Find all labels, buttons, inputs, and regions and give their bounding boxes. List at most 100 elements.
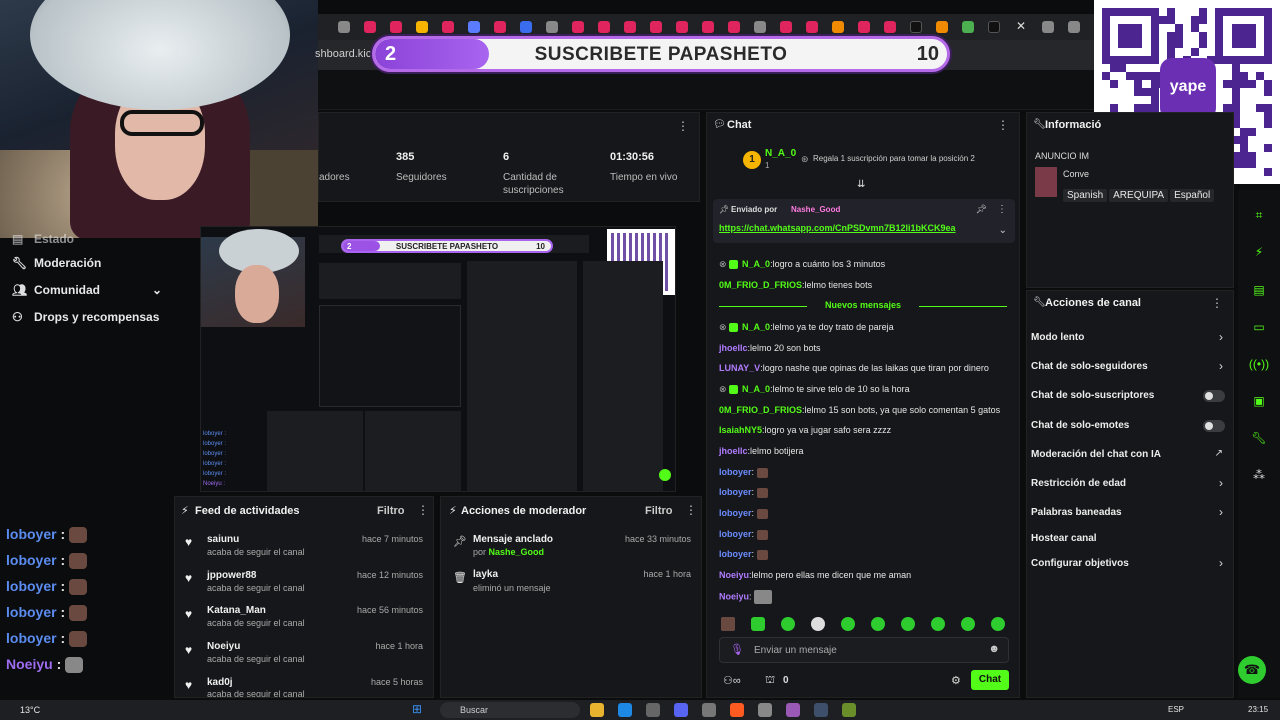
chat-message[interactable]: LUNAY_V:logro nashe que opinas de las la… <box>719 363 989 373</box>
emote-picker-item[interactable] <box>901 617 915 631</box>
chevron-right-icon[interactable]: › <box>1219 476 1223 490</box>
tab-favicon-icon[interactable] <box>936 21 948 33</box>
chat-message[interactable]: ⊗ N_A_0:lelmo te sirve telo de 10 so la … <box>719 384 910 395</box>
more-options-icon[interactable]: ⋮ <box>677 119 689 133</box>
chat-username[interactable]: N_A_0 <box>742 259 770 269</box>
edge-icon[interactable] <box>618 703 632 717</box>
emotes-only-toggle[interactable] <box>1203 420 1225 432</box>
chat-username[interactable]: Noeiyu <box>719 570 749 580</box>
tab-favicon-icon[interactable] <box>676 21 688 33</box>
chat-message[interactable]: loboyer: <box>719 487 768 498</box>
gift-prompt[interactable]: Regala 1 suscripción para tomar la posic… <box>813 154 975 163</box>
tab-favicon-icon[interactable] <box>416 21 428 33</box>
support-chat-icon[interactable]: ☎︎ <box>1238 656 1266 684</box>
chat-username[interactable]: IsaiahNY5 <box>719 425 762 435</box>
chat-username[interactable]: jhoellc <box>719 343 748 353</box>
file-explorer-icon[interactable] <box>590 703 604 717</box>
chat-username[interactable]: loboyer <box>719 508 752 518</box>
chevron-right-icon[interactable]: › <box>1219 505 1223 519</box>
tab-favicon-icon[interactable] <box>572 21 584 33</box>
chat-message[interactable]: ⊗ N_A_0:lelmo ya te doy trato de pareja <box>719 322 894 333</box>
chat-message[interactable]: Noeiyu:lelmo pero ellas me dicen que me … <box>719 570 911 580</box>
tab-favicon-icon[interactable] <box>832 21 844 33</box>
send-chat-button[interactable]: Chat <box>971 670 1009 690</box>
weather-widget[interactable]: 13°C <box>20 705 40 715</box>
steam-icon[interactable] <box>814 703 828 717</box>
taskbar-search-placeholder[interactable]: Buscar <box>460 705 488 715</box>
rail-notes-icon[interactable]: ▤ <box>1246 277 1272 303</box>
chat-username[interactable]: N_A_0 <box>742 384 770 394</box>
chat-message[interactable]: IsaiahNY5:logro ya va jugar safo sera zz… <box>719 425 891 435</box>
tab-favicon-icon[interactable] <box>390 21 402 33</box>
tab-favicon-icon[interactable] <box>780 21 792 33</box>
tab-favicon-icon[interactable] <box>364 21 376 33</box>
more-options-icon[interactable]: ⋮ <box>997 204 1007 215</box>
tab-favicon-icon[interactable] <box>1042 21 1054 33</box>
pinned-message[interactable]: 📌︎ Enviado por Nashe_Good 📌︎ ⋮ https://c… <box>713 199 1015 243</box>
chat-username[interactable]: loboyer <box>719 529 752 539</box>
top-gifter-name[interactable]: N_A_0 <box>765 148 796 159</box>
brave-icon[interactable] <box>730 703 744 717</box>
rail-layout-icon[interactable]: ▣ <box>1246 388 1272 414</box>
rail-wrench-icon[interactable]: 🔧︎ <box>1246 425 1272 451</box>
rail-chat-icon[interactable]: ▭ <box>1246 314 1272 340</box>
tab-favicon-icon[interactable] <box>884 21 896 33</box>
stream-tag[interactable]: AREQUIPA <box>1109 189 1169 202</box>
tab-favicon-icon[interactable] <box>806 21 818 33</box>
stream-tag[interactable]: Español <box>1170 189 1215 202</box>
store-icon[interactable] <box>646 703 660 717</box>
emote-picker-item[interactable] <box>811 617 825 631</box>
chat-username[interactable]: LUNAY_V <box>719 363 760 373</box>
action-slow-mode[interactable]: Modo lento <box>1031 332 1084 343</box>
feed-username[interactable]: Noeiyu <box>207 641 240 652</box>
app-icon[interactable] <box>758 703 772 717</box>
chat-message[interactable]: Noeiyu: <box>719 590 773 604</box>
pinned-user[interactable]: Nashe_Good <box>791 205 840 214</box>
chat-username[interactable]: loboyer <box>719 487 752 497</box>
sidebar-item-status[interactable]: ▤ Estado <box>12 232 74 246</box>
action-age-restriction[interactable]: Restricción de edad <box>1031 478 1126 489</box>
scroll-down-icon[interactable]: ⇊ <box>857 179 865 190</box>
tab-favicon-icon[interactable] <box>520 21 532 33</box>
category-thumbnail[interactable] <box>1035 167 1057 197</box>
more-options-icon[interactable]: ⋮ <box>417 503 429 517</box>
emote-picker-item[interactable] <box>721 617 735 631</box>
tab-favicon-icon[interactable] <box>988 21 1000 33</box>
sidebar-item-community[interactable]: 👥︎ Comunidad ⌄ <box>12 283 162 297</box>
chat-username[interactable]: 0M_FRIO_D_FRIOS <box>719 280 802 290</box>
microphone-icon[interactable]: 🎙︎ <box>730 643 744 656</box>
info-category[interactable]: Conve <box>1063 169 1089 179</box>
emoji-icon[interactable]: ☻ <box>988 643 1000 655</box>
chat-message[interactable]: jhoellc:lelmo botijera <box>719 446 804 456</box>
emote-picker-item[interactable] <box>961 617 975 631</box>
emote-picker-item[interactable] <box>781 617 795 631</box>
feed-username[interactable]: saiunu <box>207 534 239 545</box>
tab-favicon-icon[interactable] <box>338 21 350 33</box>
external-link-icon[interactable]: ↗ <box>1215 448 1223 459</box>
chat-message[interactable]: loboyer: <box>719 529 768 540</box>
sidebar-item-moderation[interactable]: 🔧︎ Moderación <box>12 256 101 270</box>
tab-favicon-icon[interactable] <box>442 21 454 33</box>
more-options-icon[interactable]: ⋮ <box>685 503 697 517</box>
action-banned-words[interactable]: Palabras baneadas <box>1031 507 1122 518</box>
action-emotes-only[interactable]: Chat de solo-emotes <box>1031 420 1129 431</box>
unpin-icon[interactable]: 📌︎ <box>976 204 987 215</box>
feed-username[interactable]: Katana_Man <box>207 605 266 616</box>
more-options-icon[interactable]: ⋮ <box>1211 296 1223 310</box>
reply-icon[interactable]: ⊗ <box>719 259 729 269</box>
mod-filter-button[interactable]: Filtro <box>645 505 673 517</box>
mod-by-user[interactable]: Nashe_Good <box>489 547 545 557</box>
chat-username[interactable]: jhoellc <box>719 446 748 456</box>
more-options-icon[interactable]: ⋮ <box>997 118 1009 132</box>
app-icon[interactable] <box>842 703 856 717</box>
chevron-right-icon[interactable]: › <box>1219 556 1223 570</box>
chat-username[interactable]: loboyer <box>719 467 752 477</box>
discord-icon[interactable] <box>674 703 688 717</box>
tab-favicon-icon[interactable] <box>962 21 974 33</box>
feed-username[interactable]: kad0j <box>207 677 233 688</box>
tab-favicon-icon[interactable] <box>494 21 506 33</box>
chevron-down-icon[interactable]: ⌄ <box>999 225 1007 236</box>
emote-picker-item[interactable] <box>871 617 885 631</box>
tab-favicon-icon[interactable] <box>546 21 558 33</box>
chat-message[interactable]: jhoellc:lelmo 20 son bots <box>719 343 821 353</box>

▬▬▬▬▬▬▬▬▬▬

Goal of the exercise:
Reproduce the material above verbatim, line for line, omitting the picture.

The response:
Find all labels, buttons, inputs, and regions and give their bounding boxes. List at most 100 elements.
chat-message[interactable]: LUNAY_V:logro nashe que opinas de las la… <box>719 363 989 373</box>
emote-picker-item[interactable] <box>901 617 915 631</box>
chevron-right-icon[interactable]: › <box>1219 476 1223 490</box>
tab-favicon-icon[interactable] <box>936 21 948 33</box>
chat-message[interactable]: ⊗ N_A_0:lelmo te sirve telo de 10 so la … <box>719 384 910 395</box>
more-options-icon[interactable]: ⋮ <box>677 119 689 133</box>
chat-username[interactable]: N_A_0 <box>742 259 770 269</box>
edge-icon[interactable] <box>618 703 632 717</box>
emotes-only-toggle[interactable] <box>1203 420 1225 432</box>
chat-username[interactable]: Noeiyu <box>719 570 749 580</box>
tab-favicon-icon[interactable] <box>676 21 688 33</box>
chat-message[interactable]: loboyer: <box>719 487 768 498</box>
gift-prompt[interactable]: Regala 1 suscripción para tomar la posic… <box>813 154 975 163</box>
tab-favicon-icon[interactable] <box>416 21 428 33</box>
support-chat-icon[interactable]: ☎︎ <box>1238 656 1266 684</box>
chat-username[interactable]: IsaiahNY5 <box>719 425 762 435</box>
chat-username[interactable]: jhoellc <box>719 343 748 353</box>
file-explorer-icon[interactable] <box>590 703 604 717</box>
chat-username[interactable]: loboyer <box>719 508 752 518</box>
chevron-right-icon[interactable]: › <box>1219 505 1223 519</box>
tab-favicon-icon[interactable] <box>572 21 584 33</box>
chat-message[interactable]: ⊗ N_A_0:lelmo ya te doy trato de pareja <box>719 322 894 333</box>
chat-message[interactable]: Noeiyu:lelmo pero ellas me dicen que me … <box>719 570 911 580</box>
tab-favicon-icon[interactable] <box>832 21 844 33</box>
send-chat-button[interactable]: Chat <box>971 670 1009 690</box>
weather-widget[interactable]: 13°C <box>20 705 40 715</box>
steam-icon[interactable] <box>814 703 828 717</box>
taskbar-search-placeholder[interactable]: Buscar <box>460 705 488 715</box>
rail-notes-icon[interactable]: ▤ <box>1246 277 1272 303</box>
chat-username[interactable]: N_A_0 <box>742 384 770 394</box>
chat-message[interactable]: IsaiahNY5:logro ya va jugar safo sera zz… <box>719 425 891 435</box>
tab-favicon-icon[interactable] <box>390 21 402 33</box>
tab-favicon-icon[interactable] <box>780 21 792 33</box>
tab-favicon-icon[interactable] <box>364 21 376 33</box>
more-options-icon[interactable]: ⋮ <box>997 204 1007 215</box>
tab-favicon-icon[interactable] <box>1042 21 1054 33</box>
pinned-message[interactable]: 📌︎ Enviado por Nashe_Good 📌︎ ⋮ https://c… <box>713 199 1015 243</box>
chat-username[interactable]: loboyer <box>719 529 752 539</box>
top-gifter-name[interactable]: N_A_0 <box>765 148 796 159</box>
brave-icon[interactable] <box>730 703 744 717</box>
rail-layout-icon[interactable]: ▣ <box>1246 388 1272 414</box>
rail-wrench-icon[interactable]: 🔧︎ <box>1246 425 1272 451</box>
rail-chat-icon[interactable]: ▭ <box>1246 314 1272 340</box>
tab-favicon-icon[interactable] <box>884 21 896 33</box>
stream-tag[interactable]: AREQUIPA <box>1109 189 1169 202</box>
tab-favicon-icon[interactable] <box>806 21 818 33</box>
stream-tag[interactable]: Español <box>1170 189 1215 202</box>
store-icon[interactable] <box>646 703 660 717</box>
emote-picker-item[interactable] <box>811 617 825 631</box>
chat-username[interactable]: LUNAY_V <box>719 363 760 373</box>
action-slow-mode[interactable]: Modo lento <box>1031 332 1084 343</box>
feed-username[interactable]: Noeiyu <box>207 641 240 652</box>
app-icon[interactable] <box>758 703 772 717</box>
chat-message[interactable]: Noeiyu: <box>719 590 773 604</box>
pinned-user[interactable]: Nashe_Good <box>791 205 840 214</box>
chat-username[interactable]: loboyer <box>719 487 752 497</box>
sidebar-item-status[interactable]: ▤ Estado <box>12 232 74 246</box>
action-age-restriction[interactable]: Restricción de edad <box>1031 478 1126 489</box>
scroll-down-icon[interactable]: ⇊ <box>857 179 865 190</box>
tab-favicon-icon[interactable] <box>520 21 532 33</box>
category-thumbnail[interactable] <box>1035 167 1057 197</box>
more-options-icon[interactable]: ⋮ <box>417 503 429 517</box>
emote-picker-item[interactable] <box>721 617 735 631</box>
tab-favicon-icon[interactable] <box>988 21 1000 33</box>
sidebar-item-community[interactable]: 👥︎ Comunidad ⌄ <box>12 283 162 297</box>
chat-username[interactable]: 0M_FRIO_D_FRIOS <box>719 280 802 290</box>
microphone-icon[interactable]: 🎙︎ <box>730 643 744 656</box>
info-category[interactable]: Conve <box>1063 169 1089 179</box>
emoji-icon[interactable]: ☻ <box>988 643 1000 655</box>
chat-message[interactable]: jhoellc:lelmo botijera <box>719 446 804 456</box>
emote-picker-item[interactable] <box>961 617 975 631</box>
emote-picker-item[interactable] <box>781 617 795 631</box>
feed-username[interactable]: saiunu <box>207 534 239 545</box>
tab-favicon-icon[interactable] <box>338 21 350 33</box>
external-link-icon[interactable]: ↗ <box>1215 448 1223 459</box>
chat-message[interactable]: loboyer: <box>719 529 768 540</box>
sidebar-item-moderation[interactable]: 🔧︎ Moderación <box>12 256 101 270</box>
tab-favicon-icon[interactable] <box>442 21 454 33</box>
more-options-icon[interactable]: ⋮ <box>685 503 697 517</box>
action-banned-words[interactable]: Palabras baneadas <box>1031 507 1122 518</box>
action-emotes-only[interactable]: Chat de solo-emotes <box>1031 420 1129 431</box>
unpin-icon[interactable]: 📌︎ <box>976 204 987 215</box>
feed-username[interactable]: Katana_Man <box>207 605 266 616</box>
more-options-icon[interactable]: ⋮ <box>1211 296 1223 310</box>
reply-icon[interactable]: ⊗ <box>719 259 729 269</box>
mod-filter-button[interactable]: Filtro <box>645 505 673 517</box>
mod-by-user[interactable]: Nashe_Good <box>489 547 545 557</box>
chat-username[interactable]: jhoellc <box>719 446 748 456</box>
more-options-icon[interactable]: ⋮ <box>997 118 1009 132</box>
app-icon[interactable] <box>842 703 856 717</box>
chevron-right-icon[interactable]: › <box>1219 556 1223 570</box>
chat-username[interactable]: loboyer <box>719 467 752 477</box>
discord-icon[interactable] <box>674 703 688 717</box>
tab-favicon-icon[interactable] <box>962 21 974 33</box>
feed-username[interactable]: kad0j <box>207 677 233 688</box>
tab-favicon-icon[interactable] <box>494 21 506 33</box>
chevron-down-icon[interactable]: ⌄ <box>999 225 1007 236</box>
emote-picker-item[interactable] <box>871 617 885 631</box>
tab-favicon-icon[interactable] <box>546 21 558 33</box>
chat-message[interactable]: jhoellc:lelmo 20 son bots <box>719 343 821 353</box>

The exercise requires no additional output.